* _Data excerpts_:
>> Begin
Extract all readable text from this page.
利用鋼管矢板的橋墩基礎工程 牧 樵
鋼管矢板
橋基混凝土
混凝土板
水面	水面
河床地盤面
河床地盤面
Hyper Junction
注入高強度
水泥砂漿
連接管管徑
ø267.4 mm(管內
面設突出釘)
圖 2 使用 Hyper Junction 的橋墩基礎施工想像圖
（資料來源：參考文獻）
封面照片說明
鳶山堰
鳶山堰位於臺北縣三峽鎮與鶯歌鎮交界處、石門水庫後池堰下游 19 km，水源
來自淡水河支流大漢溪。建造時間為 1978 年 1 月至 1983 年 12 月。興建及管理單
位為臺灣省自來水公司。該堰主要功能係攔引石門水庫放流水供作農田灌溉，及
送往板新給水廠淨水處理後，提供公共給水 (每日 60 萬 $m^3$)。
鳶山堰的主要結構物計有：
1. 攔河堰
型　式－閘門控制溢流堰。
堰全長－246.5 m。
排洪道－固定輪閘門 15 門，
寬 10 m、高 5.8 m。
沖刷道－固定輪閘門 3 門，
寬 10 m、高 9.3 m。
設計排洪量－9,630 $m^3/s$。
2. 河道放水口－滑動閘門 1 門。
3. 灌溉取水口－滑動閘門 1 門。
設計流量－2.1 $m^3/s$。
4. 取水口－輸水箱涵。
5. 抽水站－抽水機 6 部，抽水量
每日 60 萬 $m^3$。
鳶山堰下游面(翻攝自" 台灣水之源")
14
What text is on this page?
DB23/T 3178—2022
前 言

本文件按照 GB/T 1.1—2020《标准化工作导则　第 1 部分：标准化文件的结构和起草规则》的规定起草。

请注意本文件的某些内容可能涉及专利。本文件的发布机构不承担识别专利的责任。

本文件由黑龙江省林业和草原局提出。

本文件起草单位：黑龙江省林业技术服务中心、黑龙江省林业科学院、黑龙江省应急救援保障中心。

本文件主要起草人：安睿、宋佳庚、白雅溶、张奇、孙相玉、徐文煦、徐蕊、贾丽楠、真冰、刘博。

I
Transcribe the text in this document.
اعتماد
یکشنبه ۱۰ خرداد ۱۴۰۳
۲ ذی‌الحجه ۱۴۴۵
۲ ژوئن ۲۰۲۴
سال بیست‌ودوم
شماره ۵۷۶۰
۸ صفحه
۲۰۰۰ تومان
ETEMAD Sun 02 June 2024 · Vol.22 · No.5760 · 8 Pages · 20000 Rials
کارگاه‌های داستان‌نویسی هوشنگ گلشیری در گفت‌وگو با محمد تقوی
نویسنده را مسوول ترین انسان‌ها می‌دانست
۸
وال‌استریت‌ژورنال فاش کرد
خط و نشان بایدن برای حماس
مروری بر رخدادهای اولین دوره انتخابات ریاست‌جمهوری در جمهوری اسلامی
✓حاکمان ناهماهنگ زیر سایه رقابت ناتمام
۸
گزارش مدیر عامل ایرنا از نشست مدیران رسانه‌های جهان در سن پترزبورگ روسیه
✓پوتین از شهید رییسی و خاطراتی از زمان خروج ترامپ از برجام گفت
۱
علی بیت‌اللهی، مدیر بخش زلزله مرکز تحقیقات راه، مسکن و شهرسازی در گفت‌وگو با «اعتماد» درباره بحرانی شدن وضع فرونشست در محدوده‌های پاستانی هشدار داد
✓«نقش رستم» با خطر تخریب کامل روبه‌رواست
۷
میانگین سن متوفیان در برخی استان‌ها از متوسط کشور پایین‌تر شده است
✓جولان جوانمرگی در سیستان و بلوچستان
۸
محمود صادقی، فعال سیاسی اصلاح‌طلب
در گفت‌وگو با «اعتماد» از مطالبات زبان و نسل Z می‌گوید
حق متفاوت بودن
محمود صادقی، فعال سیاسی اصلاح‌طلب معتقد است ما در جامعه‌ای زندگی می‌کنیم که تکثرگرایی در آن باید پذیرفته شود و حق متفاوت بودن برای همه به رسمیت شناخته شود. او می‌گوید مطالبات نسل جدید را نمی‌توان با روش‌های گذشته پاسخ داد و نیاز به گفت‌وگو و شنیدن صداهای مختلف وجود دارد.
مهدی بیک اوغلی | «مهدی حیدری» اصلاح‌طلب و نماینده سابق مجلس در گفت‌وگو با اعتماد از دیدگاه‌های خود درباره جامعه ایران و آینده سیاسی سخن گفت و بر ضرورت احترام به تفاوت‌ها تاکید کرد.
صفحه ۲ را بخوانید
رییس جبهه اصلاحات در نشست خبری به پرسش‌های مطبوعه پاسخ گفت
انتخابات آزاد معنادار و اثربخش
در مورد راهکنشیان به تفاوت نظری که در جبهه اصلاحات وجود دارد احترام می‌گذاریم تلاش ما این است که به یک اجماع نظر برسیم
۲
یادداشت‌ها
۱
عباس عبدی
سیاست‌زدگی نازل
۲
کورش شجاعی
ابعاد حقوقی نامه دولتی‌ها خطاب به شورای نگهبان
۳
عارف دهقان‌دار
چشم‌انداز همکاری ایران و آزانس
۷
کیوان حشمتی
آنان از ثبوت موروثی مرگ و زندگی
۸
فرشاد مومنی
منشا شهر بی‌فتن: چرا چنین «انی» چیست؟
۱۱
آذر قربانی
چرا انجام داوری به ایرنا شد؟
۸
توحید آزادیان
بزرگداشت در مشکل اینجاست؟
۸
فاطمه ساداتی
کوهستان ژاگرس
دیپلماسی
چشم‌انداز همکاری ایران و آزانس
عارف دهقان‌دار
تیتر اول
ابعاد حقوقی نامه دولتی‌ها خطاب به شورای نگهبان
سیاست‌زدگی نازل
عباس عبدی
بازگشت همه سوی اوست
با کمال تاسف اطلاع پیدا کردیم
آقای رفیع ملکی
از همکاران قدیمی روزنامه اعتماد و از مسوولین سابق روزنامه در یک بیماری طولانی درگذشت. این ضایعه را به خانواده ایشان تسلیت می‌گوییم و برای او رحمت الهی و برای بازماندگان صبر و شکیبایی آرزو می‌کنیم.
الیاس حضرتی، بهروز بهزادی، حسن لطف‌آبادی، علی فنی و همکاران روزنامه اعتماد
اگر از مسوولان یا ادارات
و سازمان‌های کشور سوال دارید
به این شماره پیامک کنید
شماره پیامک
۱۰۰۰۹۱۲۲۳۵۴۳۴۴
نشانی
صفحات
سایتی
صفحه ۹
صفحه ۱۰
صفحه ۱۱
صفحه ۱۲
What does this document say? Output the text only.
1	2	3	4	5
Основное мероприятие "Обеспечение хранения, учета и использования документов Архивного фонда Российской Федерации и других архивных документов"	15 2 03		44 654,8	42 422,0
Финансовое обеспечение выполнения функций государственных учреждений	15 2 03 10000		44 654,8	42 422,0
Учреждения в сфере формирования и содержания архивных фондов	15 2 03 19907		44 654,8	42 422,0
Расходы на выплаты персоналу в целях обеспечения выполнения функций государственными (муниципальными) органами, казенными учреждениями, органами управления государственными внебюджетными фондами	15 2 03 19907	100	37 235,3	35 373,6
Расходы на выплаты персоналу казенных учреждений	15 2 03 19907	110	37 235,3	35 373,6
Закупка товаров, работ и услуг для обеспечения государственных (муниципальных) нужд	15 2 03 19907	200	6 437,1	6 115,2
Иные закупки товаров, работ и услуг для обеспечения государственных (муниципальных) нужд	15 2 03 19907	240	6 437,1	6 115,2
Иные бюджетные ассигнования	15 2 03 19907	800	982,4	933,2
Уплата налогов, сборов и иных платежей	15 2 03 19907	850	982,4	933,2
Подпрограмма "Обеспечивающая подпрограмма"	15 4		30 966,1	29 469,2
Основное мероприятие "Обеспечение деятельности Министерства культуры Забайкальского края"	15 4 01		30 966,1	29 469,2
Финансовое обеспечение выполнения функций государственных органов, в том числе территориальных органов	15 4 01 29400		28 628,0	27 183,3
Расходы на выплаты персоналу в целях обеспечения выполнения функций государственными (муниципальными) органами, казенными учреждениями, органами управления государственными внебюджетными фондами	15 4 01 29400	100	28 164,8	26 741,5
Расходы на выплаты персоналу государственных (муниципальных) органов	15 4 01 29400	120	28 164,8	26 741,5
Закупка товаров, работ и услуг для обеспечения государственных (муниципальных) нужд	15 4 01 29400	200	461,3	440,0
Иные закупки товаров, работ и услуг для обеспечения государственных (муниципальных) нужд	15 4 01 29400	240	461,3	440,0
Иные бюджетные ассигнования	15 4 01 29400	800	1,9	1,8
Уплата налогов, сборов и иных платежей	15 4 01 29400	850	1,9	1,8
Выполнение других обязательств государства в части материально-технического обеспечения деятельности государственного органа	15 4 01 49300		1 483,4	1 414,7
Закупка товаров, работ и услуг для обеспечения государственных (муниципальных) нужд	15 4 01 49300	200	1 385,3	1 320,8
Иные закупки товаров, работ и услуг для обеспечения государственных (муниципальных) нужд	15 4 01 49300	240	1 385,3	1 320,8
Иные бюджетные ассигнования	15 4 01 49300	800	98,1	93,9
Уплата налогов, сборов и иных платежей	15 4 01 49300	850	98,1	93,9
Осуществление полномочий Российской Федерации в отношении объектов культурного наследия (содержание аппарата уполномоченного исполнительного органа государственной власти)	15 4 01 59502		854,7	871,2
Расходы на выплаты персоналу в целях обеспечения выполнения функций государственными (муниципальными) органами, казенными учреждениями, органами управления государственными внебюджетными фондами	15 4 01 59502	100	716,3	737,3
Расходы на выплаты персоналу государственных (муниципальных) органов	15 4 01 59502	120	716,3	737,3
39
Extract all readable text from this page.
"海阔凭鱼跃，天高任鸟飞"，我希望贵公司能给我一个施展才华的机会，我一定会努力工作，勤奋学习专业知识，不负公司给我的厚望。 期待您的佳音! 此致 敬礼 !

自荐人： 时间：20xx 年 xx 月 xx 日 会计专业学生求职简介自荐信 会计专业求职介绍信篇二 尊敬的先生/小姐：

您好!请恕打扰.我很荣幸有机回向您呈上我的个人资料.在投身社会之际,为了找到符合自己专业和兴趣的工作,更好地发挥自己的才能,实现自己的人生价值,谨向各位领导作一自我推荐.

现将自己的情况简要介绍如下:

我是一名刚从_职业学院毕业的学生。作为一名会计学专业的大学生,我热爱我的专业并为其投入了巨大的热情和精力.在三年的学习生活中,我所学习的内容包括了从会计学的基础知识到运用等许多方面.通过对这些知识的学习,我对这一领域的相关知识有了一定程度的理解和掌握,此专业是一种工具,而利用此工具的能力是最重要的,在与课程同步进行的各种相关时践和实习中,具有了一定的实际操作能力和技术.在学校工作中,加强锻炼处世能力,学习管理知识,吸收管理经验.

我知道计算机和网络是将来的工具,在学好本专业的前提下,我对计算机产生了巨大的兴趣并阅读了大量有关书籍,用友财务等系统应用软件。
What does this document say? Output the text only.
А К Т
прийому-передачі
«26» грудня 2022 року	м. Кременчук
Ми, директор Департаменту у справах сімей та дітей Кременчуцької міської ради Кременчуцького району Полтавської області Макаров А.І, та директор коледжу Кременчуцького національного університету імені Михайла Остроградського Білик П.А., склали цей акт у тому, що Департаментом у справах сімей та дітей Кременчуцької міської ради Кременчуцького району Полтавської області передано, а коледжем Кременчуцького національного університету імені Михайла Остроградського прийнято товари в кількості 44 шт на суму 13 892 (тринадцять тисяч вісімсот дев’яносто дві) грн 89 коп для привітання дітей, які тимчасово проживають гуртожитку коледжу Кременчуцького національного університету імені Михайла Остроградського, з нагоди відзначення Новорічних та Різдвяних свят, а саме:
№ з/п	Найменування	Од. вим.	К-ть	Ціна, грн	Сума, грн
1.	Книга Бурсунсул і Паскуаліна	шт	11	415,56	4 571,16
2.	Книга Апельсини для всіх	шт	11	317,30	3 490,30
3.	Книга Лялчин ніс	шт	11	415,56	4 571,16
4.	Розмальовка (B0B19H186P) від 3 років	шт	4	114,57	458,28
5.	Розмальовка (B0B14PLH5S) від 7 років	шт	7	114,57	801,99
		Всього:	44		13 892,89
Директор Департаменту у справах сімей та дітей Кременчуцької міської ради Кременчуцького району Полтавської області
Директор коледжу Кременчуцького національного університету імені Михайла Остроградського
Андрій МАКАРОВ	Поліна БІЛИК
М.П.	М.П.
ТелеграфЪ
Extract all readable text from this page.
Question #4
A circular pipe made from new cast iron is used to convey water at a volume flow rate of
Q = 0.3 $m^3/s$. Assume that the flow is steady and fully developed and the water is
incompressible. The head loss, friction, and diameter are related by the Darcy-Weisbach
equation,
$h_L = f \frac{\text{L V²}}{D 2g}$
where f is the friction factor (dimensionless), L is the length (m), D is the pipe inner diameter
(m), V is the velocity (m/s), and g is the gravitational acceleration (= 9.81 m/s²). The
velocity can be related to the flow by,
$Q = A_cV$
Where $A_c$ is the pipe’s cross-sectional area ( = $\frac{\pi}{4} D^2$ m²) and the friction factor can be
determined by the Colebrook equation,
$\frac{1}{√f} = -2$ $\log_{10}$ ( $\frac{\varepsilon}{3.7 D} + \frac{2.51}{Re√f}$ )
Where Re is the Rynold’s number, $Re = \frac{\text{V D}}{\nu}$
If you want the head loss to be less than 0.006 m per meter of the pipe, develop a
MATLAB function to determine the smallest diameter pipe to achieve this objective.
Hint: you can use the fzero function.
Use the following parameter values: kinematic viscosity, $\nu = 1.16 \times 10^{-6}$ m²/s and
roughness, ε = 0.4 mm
>> End
* _WRITTEN EXERCISE_: Go through the records and show every line with the string "учреждений" in it.

* _RESULT OF THE TASK_:
Финансовое обеспечение выполнения функций государственных учреждений	15 2 03 10000		44 654,8	42 422,0
Расходы на выплаты персоналу казенных учреждений	15 2 03 19907	110	37 235,3	35 373,6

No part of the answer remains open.